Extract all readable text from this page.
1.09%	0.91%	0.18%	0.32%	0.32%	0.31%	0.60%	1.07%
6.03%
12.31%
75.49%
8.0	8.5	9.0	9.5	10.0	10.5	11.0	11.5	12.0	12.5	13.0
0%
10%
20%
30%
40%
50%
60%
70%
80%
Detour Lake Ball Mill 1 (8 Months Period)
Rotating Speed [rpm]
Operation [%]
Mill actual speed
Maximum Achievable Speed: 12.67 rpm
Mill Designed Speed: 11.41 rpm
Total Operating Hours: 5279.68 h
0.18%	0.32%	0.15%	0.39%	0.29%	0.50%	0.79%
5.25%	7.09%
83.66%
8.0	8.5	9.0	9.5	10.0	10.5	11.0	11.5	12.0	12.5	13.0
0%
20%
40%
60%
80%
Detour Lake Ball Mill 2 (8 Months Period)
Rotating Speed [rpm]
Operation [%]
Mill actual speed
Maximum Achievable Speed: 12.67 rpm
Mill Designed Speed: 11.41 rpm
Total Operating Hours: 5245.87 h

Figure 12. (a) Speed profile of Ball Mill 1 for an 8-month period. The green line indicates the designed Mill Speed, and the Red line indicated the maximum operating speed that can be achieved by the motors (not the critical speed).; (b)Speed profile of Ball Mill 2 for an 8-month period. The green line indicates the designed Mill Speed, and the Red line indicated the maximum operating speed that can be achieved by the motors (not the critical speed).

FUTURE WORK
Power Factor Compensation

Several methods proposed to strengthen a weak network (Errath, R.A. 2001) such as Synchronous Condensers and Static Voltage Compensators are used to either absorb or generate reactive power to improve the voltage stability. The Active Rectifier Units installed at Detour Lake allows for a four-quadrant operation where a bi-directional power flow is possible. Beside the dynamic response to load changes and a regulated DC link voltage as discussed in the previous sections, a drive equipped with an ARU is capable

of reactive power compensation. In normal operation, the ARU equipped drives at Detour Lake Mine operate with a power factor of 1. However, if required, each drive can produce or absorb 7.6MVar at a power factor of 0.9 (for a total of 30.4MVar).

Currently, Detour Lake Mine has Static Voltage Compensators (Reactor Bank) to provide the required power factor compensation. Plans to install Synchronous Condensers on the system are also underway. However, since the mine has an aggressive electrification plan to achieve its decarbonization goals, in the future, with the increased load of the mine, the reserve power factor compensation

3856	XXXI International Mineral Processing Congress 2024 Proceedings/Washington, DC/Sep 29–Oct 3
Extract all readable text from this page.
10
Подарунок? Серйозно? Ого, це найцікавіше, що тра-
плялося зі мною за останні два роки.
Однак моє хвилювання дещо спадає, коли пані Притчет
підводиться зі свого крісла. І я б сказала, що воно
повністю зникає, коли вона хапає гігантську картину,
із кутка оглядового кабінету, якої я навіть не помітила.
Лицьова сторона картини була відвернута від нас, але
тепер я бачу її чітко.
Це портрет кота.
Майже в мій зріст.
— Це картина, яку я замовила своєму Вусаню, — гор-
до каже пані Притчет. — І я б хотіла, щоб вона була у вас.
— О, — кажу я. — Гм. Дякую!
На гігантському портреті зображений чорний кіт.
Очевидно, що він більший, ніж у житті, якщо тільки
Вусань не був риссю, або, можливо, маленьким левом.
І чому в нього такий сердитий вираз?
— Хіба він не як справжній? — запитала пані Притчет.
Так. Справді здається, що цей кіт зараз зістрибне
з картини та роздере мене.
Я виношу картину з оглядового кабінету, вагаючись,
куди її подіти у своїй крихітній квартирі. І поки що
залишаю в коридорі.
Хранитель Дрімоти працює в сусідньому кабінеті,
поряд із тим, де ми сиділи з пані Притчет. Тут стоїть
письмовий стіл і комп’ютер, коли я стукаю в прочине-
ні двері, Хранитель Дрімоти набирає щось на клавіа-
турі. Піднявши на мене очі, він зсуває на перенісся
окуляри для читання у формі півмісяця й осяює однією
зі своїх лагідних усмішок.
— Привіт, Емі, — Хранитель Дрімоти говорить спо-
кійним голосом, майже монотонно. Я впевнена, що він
= = = = =
> _Task instructions_
Everything in the listing above should be restated exactly.

> _The output_
Extract all readable text from this page.
1.09%	0.91%	0.18%	0.32%	0.32%	0.31%	0.60%	1.07%
6.03%
12.31%
75.49%
8.0	8.5	9.0	9.5	10.0	10.5	11.0	11.5	12.0	12.5	13.0
0%
10%
20%
30%
40%
50%
60%
70%
80%
Detour Lake Ball Mill 1 (8 Months Period)
Rotating Speed [rpm]
Operation [%]
Mill actual speed
Maximum Achievable Speed: 12.67 rpm
Mill Designed Speed: 11.41 rpm
Total Operating Hours: 5279.68 h
0.18%	0.32%	0.15%	0.39%	0.29%	0.50%	0.79%
5.25%	7.09%
83.66%
8.0	8.5	9.0	9.5	10.0	10.5	11.0	11.5	12.0	12.5	13.0
0%
20%
40%
60%
80%
Detour Lake Ball Mill 2 (8 Months Period)
Rotating Speed [rpm]
Operation [%]
Mill actual speed
Maximum Achievable Speed: 12.67 rpm
Mill Designed Speed: 11.41 rpm
Total Operating Hours: 5245.87 h

Figure 12. (a) Speed profile of Ball Mill 1 for an 8-month period. The green line indicates the designed Mill Speed, and the Red line indicated the maximum operating speed that can be achieved by the motors (not the critical speed).; (b)Speed profile of Ball Mill 2 for an 8-month period. The green line indicates the designed Mill Speed, and the Red line indicated the maximum operating speed that can be achieved by the motors (not the critical speed).

FUTURE WORK
Power Factor Compensation

Several methods proposed to strengthen a weak network (Errath, R.A. 2001) such as Synchronous Condensers and Static Voltage Compensators are used to either absorb or generate reactive power to improve the voltage stability. The Active Rectifier Units installed at Detour Lake allows for a four-quadrant operation where a bi-directional power flow is possible. Beside the dynamic response to load changes and a regulated DC link voltage as discussed in the previous sections, a drive equipped with an ARU is capable

of reactive power compensation. In normal operation, the ARU equipped drives at Detour Lake Mine operate with a power factor of 1. However, if required, each drive can produce or absorb 7.6MVar at a power factor of 0.9 (for a total of 30.4MVar).

Currently, Detour Lake Mine has Static Voltage Compensators (Reactor Bank) to provide the required power factor compensation. Plans to install Synchronous Condensers on the system are also underway. However, since the mine has an aggressive electrification plan to achieve its decarbonization goals, in the future, with the increased load of the mine, the reserve power factor compensation

3856	XXXI International Mineral Processing Congress 2024 Proceedings/Washington, DC/Sep 29–Oct 3
Extract all readable text from this page.
10
Подарунок? Серйозно? Ого, це найцікавіше, що тра-
плялося зі мною за останні два роки.
Однак моє хвилювання дещо спадає, коли пані Притчет
підводиться зі свого крісла. І я б сказала, що воно
повністю зникає, коли вона хапає гігантську картину,
із кутка оглядового кабінету, якої я навіть не помітила.
Лицьова сторона картини була відвернута від нас, але
тепер я бачу її чітко.
Це портрет кота.
Майже в мій зріст.
— Це картина, яку я замовила своєму Вусаню, — гор-
до каже пані Притчет. — І я б хотіла, щоб вона була у вас.
— О, — кажу я. — Гм. Дякую!
На гігантському портреті зображений чорний кіт.
Очевидно, що він більший, ніж у житті, якщо тільки
Вусань не був риссю, або, можливо, маленьким левом.
І чому в нього такий сердитий вираз?
— Хіба він не як справжній? — запитала пані Притчет.
Так. Справді здається, що цей кіт зараз зістрибне
з картини та роздере мене.
Я виношу картину з оглядового кабінету, вагаючись,
куди її подіти у своїй крихітній квартирі. І поки що
залишаю в коридорі.
Хранитель Дрімоти працює в сусідньому кабінеті,
поряд із тим, де ми сиділи з пані Притчет. Тут стоїть
письмовий стіл і комп’ютер, коли я стукаю в прочине-
ні двері, Хранитель Дрімоти набирає щось на клавіа-
турі. Піднявши на мене очі, він зсуває на перенісся
окуляри для читання у формі півмісяця й осяює однією
зі своїх лагідних усмішок.
— Привіт, Емі, — Хранитель Дрімоти говорить спо-
кійним голосом, майже монотонно. Я впевнена, що він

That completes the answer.